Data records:
....................
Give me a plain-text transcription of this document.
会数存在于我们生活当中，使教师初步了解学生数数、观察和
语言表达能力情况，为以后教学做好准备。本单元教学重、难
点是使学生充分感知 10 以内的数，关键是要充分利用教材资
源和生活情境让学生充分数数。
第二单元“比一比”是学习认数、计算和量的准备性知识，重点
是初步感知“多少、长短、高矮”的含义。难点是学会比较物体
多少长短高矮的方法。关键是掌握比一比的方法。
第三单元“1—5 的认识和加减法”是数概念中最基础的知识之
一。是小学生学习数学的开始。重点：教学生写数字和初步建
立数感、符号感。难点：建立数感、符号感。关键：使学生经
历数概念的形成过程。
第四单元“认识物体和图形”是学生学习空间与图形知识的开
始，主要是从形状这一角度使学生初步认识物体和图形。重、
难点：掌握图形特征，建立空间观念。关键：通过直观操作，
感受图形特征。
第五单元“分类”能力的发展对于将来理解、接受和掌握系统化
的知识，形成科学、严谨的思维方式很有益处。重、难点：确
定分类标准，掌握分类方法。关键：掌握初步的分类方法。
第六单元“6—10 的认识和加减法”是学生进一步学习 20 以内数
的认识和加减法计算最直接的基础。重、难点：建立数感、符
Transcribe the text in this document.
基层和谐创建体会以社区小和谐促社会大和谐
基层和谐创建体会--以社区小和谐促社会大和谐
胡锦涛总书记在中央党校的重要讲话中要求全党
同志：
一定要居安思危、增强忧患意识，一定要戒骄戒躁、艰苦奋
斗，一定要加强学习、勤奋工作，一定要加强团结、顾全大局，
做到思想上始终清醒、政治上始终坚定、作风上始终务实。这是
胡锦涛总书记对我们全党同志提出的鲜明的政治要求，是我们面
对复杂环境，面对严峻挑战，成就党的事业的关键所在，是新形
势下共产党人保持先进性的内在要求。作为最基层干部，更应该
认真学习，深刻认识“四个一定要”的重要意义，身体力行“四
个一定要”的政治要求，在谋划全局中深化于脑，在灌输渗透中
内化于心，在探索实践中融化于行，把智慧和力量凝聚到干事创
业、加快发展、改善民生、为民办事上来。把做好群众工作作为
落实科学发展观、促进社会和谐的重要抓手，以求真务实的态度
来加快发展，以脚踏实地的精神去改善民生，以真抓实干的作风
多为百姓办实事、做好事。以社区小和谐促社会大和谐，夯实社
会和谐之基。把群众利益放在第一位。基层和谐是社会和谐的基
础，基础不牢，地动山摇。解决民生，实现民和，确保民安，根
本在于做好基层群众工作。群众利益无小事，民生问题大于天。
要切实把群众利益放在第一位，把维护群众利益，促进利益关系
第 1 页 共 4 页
....................
» PROBLEM TO WORK ON
Please output the entries above, every line exactly as it reads.

» EXERCISE OUTPUT
Give me a plain-text transcription of this document.
会数存在于我们生活当中，使教师初步了解学生数数、观察和
语言表达能力情况，为以后教学做好准备。本单元教学重、难
点是使学生充分感知 10 以内的数，关键是要充分利用教材资
源和生活情境让学生充分数数。
第二单元“比一比”是学习认数、计算和量的准备性知识，重点
是初步感知“多少、长短、高矮”的含义。难点是学会比较物体
多少长短高矮的方法。关键是掌握比一比的方法。
第三单元“1—5 的认识和加减法”是数概念中最基础的知识之
一。是小学生学习数学的开始。重点：教学生写数字和初步建
立数感、符号感。难点：建立数感、符号感。关键：使学生经
历数概念的形成过程。
第四单元“认识物体和图形”是学生学习空间与图形知识的开
始，主要是从形状这一角度使学生初步认识物体和图形。重、
难点：掌握图形特征，建立空间观念。关键：通过直观操作，
感受图形特征。
第五单元“分类”能力的发展对于将来理解、接受和掌握系统化
的知识，形成科学、严谨的思维方式很有益处。重、难点：确
定分类标准，掌握分类方法。关键：掌握初步的分类方法。
第六单元“6—10 的认识和加减法”是学生进一步学习 20 以内数
的认识和加减法计算最直接的基础。重、难点：建立数感、符
Transcribe the text in this document.
基层和谐创建体会以社区小和谐促社会大和谐
基层和谐创建体会--以社区小和谐促社会大和谐
胡锦涛总书记在中央党校的重要讲话中要求全党
同志：
一定要居安思危、增强忧患意识，一定要戒骄戒躁、艰苦奋
斗，一定要加强学习、勤奋工作，一定要加强团结、顾全大局，
做到思想上始终清醒、政治上始终坚定、作风上始终务实。这是
胡锦涛总书记对我们全党同志提出的鲜明的政治要求，是我们面
对复杂环境，面对严峻挑战，成就党的事业的关键所在，是新形
势下共产党人保持先进性的内在要求。作为最基层干部，更应该
认真学习，深刻认识“四个一定要”的重要意义，身体力行“四
个一定要”的政治要求，在谋划全局中深化于脑，在灌输渗透中
内化于心，在探索实践中融化于行，把智慧和力量凝聚到干事创
业、加快发展、改善民生、为民办事上来。把做好群众工作作为
落实科学发展观、促进社会和谐的重要抓手，以求真务实的态度
来加快发展，以脚踏实地的精神去改善民生，以真抓实干的作风
多为百姓办实事、做好事。以社区小和谐促社会大和谐，夯实社
会和谐之基。把群众利益放在第一位。基层和谐是社会和谐的基
础，基础不牢，地动山摇。解决民生，实现民和，确保民安，根
本在于做好基层群众工作。群众利益无小事，民生问题大于天。
要切实把群众利益放在第一位，把维护群众利益，促进利益关系
第 1 页 共 4 页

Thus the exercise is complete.